======== Supplied material ========

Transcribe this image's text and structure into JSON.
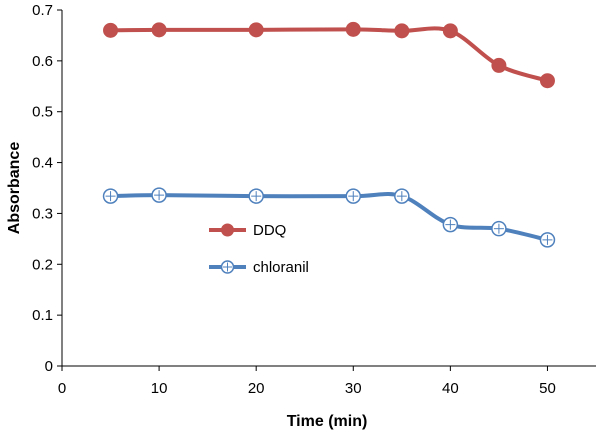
{
  "chart_data": {
    "type": "line",
    "xlabel": "Time (min)",
    "ylabel": "Absorbance",
    "xlim": [
      0,
      55
    ],
    "ylim": [
      0,
      0.7
    ],
    "x_ticks": [
      0,
      10,
      20,
      30,
      40,
      50
    ],
    "y_ticks": [
      0,
      0.1,
      0.2,
      0.3,
      0.4,
      0.5,
      0.6,
      0.7
    ],
    "x_tick_labels": [
      "0",
      "10",
      "20",
      "30",
      "40",
      "50"
    ],
    "y_tick_labels": [
      "0",
      "0.1",
      "0.2",
      "0.3",
      "0.4",
      "0.5",
      "0.6",
      "0.7"
    ],
    "grid": false,
    "legend_position": "center-left",
    "series": [
      {
        "name": "DDQ",
        "color": "#c0504d",
        "marker": "filled-circle",
        "x": [
          5,
          10,
          20,
          30,
          35,
          40,
          45,
          50
        ],
        "y": [
          0.66,
          0.661,
          0.661,
          0.662,
          0.659,
          0.659,
          0.591,
          0.561
        ]
      },
      {
        "name": "chloranil",
        "color": "#4f81bd",
        "marker": "open-circle-cross",
        "x": [
          5,
          10,
          20,
          30,
          35,
          40,
          45,
          50
        ],
        "y": [
          0.334,
          0.336,
          0.334,
          0.334,
          0.334,
          0.278,
          0.27,
          0.248
        ]
      }
    ]
  }
}
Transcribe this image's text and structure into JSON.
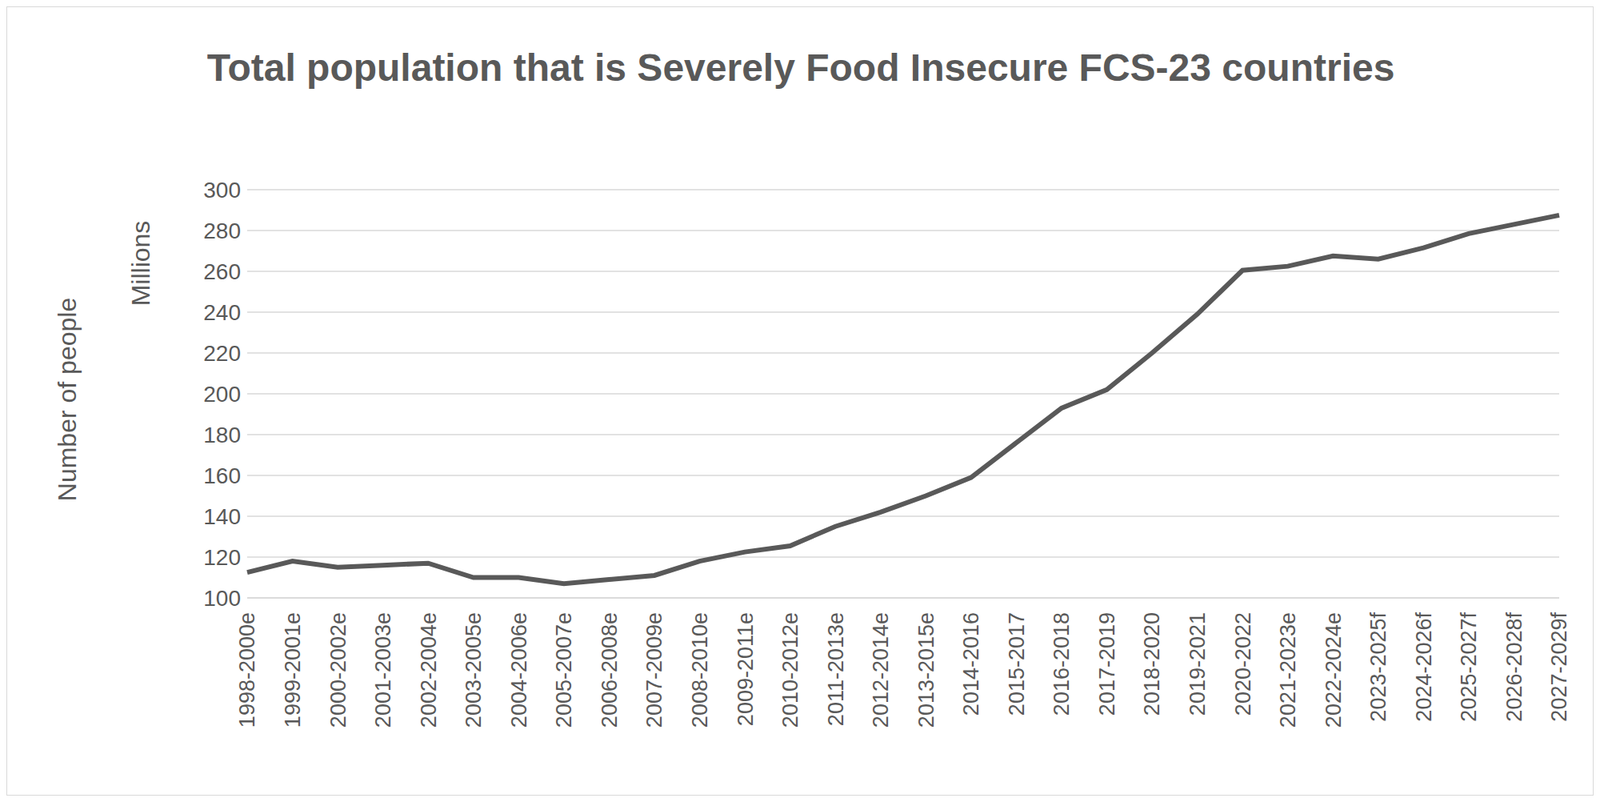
{
  "chart_data": {
    "type": "line",
    "title": "Total population that is Severely Food Insecure FCS-23 countries",
    "ylabel": "Number of people",
    "yunits": "Millions",
    "categories": [
      "1998-2000e",
      "1999-2001e",
      "2000-2002e",
      "2001-2003e",
      "2002-2004e",
      "2003-2005e",
      "2004-2006e",
      "2005-2007e",
      "2006-2008e",
      "2007-2009e",
      "2008-2010e",
      "2009-2011e",
      "2010-2012e",
      "2011-2013e",
      "2012-2014e",
      "2013-2015e",
      "2014-2016",
      "2015-2017",
      "2016-2018",
      "2017-2019",
      "2018-2020",
      "2019-2021",
      "2020-2022",
      "2021-2023e",
      "2022-2024e",
      "2023-2025f",
      "2024-2026f",
      "2025-2027f",
      "2026-2028f",
      "2027-2029f"
    ],
    "values": [
      112.5,
      118,
      115,
      116,
      117,
      110,
      110,
      107,
      109,
      111,
      118,
      122.5,
      125.5,
      135,
      142,
      150,
      159,
      176,
      193,
      202,
      220,
      239,
      260.5,
      262.5,
      267.5,
      266,
      271.5,
      278.5,
      283,
      287.5
    ],
    "color": "#595959",
    "ylim": [
      100,
      300
    ],
    "yticks": [
      100,
      120,
      140,
      160,
      180,
      200,
      220,
      240,
      260,
      280,
      300
    ],
    "grid": true
  }
}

========

> [Exercise instructions]
Restate the whole listing above exactly, except for its images.

> [Written response]
Transcribe this image's text and structure into JSON.
{
  "chart_data": {
    "type": "line",
    "xlabel": "Time (min)",
    "ylabel": "Absorbance",
    "xlim": [
      0,
      55
    ],
    "ylim": [
      0,
      0.7
    ],
    "x_ticks": [
      0,
      10,
      20,
      30,
      40,
      50
    ],
    "y_ticks": [
      0,
      0.1,
      0.2,
      0.3,
      0.4,
      0.5,
      0.6,
      0.7
    ],
    "x_tick_labels": [
      "0",
      "10",
      "20",
      "30",
      "40",
      "50"
    ],
    "y_tick_labels": [
      "0",
      "0.1",
      "0.2",
      "0.3",
      "0.4",
      "0.5",
      "0.6",
      "0.7"
    ],
    "grid": false,
    "legend_position": "center-left",
    "series": [
      {
        "name": "DDQ",
        "color": "#c0504d",
        "marker": "filled-circle",
        "x": [
          5,
          10,
          20,
          30,
          35,
          40,
          45,
          50
        ],
        "y": [
          0.66,
          0.661,
          0.661,
          0.662,
          0.659,
          0.659,
          0.591,
          0.561
        ]
      },
      {
        "name": "chloranil",
        "color": "#4f81bd",
        "marker": "open-circle-cross",
        "x": [
          5,
          10,
          20,
          30,
          35,
          40,
          45,
          50
        ],
        "y": [
          0.334,
          0.336,
          0.334,
          0.334,
          0.334,
          0.278,
          0.27,
          0.248
        ]
      }
    ]
  }
}
Transcribe this image's text and structure into JSON.
{
  "chart_data": {
    "type": "line",
    "title": "Total population that is Severely Food Insecure FCS-23 countries",
    "ylabel": "Number of people",
    "yunits": "Millions",
    "categories": [
      "1998-2000e",
      "1999-2001e",
      "2000-2002e",
      "2001-2003e",
      "2002-2004e",
      "2003-2005e",
      "2004-2006e",
      "2005-2007e",
      "2006-2008e",
      "2007-2009e",
      "2008-2010e",
      "2009-2011e",
      "2010-2012e",
      "2011-2013e",
      "2012-2014e",
      "2013-2015e",
      "2014-2016",
      "2015-2017",
      "2016-2018",
      "2017-2019",
      "2018-2020",
      "2019-2021",
      "2020-2022",
      "2021-2023e",
      "2022-2024e",
      "2023-2025f",
      "2024-2026f",
      "2025-2027f",
      "2026-2028f",
      "2027-2029f"
    ],
    "values": [
      112.5,
      118,
      115,
      116,
      117,
      110,
      110,
      107,
      109,
      111,
      118,
      122.5,
      125.5,
      135,
      142,
      150,
      159,
      176,
      193,
      202,
      220,
      239,
      260.5,
      262.5,
      267.5,
      266,
      271.5,
      278.5,
      283,
      287.5
    ],
    "color": "#595959",
    "ylim": [
      100,
      300
    ],
    "yticks": [
      100,
      120,
      140,
      160,
      180,
      200,
      220,
      240,
      260,
      280,
      300
    ],
    "grid": true
  }
}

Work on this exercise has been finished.